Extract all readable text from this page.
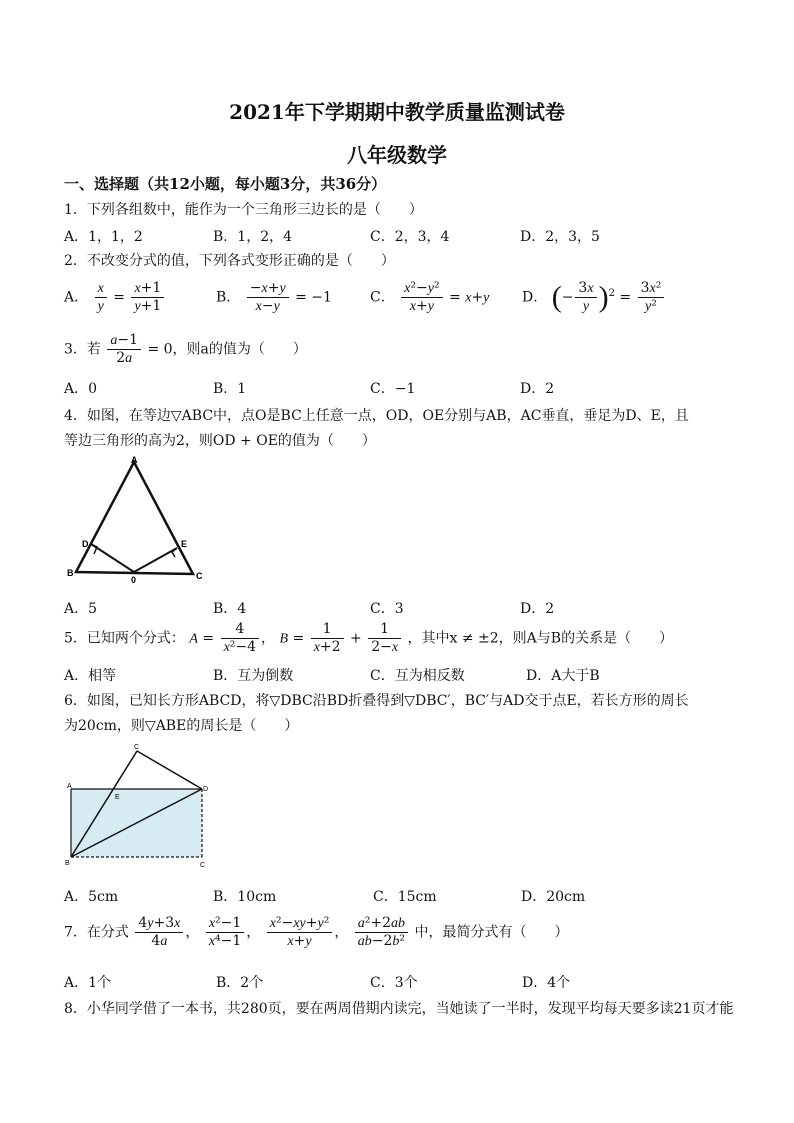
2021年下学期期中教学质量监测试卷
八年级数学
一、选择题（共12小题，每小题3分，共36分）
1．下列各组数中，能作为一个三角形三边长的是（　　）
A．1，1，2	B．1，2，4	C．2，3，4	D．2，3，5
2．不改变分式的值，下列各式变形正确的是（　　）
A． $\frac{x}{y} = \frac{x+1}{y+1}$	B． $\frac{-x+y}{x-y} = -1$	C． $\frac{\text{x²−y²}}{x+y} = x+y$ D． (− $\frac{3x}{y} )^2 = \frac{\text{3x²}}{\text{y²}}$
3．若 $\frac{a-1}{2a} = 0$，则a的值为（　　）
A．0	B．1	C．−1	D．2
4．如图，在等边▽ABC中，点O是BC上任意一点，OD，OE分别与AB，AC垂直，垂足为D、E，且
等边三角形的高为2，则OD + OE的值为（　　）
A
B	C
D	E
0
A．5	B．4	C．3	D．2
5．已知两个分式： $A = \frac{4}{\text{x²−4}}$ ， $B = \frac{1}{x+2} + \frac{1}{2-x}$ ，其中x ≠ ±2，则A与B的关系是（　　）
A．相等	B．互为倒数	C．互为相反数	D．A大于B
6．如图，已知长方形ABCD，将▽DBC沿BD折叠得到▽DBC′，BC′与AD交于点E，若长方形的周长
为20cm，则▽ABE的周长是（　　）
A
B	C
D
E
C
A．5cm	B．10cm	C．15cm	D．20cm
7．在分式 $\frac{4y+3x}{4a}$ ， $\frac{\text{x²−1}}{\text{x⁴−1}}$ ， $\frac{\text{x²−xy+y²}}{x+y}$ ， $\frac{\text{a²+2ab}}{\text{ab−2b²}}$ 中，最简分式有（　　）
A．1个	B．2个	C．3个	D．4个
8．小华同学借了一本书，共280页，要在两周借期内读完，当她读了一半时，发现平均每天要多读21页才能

★ ★ ★ ★ ★ ★ ★

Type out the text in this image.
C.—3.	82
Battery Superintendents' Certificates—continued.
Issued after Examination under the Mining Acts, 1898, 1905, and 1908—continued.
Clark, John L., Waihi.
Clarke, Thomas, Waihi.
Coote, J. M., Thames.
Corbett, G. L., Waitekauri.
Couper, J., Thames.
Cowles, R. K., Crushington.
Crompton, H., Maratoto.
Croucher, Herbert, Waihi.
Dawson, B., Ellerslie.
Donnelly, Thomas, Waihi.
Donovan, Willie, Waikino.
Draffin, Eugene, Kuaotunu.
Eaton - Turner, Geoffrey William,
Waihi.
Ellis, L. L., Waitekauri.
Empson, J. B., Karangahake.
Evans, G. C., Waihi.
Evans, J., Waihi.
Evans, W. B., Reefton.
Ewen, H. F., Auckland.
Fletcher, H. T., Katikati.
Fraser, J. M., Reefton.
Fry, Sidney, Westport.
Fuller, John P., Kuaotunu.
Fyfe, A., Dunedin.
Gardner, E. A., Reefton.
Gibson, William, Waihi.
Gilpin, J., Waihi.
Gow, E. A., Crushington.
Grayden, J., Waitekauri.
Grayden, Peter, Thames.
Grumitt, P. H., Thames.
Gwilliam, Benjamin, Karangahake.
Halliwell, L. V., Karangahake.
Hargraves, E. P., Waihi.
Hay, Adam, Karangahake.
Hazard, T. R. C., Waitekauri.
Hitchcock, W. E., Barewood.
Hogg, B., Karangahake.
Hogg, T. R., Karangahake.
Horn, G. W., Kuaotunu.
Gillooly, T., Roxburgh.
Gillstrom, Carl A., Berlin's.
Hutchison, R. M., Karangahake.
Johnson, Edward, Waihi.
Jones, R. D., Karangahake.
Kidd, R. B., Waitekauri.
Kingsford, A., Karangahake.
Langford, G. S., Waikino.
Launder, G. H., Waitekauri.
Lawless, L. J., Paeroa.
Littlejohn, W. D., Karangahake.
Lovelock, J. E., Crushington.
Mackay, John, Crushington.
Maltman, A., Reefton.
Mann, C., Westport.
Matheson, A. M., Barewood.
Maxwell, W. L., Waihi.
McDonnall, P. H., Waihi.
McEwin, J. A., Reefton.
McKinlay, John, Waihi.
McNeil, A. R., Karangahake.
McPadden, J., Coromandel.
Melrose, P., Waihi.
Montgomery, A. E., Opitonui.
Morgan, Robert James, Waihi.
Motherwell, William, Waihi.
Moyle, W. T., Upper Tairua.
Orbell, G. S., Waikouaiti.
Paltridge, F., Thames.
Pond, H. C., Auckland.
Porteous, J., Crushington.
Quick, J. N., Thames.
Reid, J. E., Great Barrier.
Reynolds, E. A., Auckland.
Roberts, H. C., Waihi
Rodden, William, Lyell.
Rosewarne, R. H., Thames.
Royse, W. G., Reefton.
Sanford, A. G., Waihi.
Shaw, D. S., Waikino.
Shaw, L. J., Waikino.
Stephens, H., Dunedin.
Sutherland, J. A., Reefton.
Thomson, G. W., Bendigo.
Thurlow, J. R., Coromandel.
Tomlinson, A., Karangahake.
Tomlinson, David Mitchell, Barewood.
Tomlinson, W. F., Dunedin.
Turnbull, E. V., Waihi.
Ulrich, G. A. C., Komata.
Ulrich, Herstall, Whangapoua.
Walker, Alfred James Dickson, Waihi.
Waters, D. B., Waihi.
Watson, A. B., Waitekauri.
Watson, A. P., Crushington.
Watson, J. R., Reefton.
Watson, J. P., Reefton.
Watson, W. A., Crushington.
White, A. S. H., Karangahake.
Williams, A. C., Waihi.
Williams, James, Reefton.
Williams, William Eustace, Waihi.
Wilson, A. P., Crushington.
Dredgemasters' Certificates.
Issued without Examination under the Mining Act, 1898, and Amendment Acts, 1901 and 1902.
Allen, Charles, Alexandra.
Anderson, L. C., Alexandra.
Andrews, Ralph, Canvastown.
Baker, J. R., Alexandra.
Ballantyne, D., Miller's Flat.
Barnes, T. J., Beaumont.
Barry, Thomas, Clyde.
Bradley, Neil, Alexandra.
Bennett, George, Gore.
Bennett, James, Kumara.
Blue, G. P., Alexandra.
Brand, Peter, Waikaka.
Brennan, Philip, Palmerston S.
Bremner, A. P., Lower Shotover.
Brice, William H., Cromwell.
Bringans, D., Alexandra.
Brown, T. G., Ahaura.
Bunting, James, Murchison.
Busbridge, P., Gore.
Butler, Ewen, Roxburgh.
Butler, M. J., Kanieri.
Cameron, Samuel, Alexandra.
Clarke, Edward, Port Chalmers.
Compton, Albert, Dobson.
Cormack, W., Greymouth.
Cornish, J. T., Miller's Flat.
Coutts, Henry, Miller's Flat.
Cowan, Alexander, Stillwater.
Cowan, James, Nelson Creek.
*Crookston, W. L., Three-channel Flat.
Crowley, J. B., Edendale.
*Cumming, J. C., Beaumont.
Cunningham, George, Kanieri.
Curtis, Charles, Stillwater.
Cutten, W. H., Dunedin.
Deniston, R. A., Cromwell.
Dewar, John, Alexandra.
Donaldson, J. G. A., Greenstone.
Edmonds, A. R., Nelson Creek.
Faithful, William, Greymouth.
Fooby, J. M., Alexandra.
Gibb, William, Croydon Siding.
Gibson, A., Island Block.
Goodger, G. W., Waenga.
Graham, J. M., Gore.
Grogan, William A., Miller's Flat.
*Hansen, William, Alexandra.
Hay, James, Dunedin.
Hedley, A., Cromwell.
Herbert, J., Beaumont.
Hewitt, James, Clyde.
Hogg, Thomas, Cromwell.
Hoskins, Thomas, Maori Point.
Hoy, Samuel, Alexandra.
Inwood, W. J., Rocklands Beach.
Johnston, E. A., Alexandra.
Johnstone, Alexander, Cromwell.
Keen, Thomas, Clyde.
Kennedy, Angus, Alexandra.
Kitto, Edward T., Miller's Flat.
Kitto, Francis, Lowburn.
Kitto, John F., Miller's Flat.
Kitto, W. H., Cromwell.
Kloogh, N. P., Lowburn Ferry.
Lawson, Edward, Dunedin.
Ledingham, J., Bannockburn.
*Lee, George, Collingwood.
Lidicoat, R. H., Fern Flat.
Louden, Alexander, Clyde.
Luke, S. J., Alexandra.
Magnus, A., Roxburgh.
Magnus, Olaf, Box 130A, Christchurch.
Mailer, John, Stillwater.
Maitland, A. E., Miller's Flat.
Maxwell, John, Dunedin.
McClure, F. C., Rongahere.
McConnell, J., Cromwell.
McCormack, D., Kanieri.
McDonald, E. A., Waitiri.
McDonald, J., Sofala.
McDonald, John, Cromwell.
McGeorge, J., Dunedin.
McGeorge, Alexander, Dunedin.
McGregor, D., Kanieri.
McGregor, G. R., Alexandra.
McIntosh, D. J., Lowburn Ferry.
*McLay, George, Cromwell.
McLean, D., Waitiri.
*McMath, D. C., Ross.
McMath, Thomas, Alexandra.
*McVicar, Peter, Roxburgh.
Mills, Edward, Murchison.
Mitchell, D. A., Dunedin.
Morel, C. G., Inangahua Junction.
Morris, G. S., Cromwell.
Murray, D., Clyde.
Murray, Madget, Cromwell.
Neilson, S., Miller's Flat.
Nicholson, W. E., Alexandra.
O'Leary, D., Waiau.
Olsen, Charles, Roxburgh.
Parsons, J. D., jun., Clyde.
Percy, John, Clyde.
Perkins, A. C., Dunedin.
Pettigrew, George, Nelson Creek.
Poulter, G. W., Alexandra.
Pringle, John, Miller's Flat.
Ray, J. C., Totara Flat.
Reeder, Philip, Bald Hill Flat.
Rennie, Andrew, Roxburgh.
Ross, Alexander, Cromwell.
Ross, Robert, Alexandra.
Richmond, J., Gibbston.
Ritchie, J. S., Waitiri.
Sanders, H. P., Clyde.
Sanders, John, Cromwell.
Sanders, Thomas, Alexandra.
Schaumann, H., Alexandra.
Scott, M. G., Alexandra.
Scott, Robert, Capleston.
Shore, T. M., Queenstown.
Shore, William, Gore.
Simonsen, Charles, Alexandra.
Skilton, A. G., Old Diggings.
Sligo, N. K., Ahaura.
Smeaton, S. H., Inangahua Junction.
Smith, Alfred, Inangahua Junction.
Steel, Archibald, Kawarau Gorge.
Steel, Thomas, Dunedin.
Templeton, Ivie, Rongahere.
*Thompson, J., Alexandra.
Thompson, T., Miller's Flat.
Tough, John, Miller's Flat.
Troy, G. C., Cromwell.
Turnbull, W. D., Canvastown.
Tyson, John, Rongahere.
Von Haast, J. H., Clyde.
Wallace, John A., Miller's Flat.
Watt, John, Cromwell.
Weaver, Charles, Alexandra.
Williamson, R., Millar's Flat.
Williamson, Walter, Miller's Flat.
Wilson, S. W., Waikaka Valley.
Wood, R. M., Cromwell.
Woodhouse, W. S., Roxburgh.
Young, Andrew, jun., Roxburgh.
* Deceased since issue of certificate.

★ ★ ★ ★ ★ ★ ★

■ Stated task ■
Pull every line containing "Ewen" out of the records.

■ Solution to this exercise ■
Ewen, H. F., Auckland.
Butler, Ewen, Roxburgh.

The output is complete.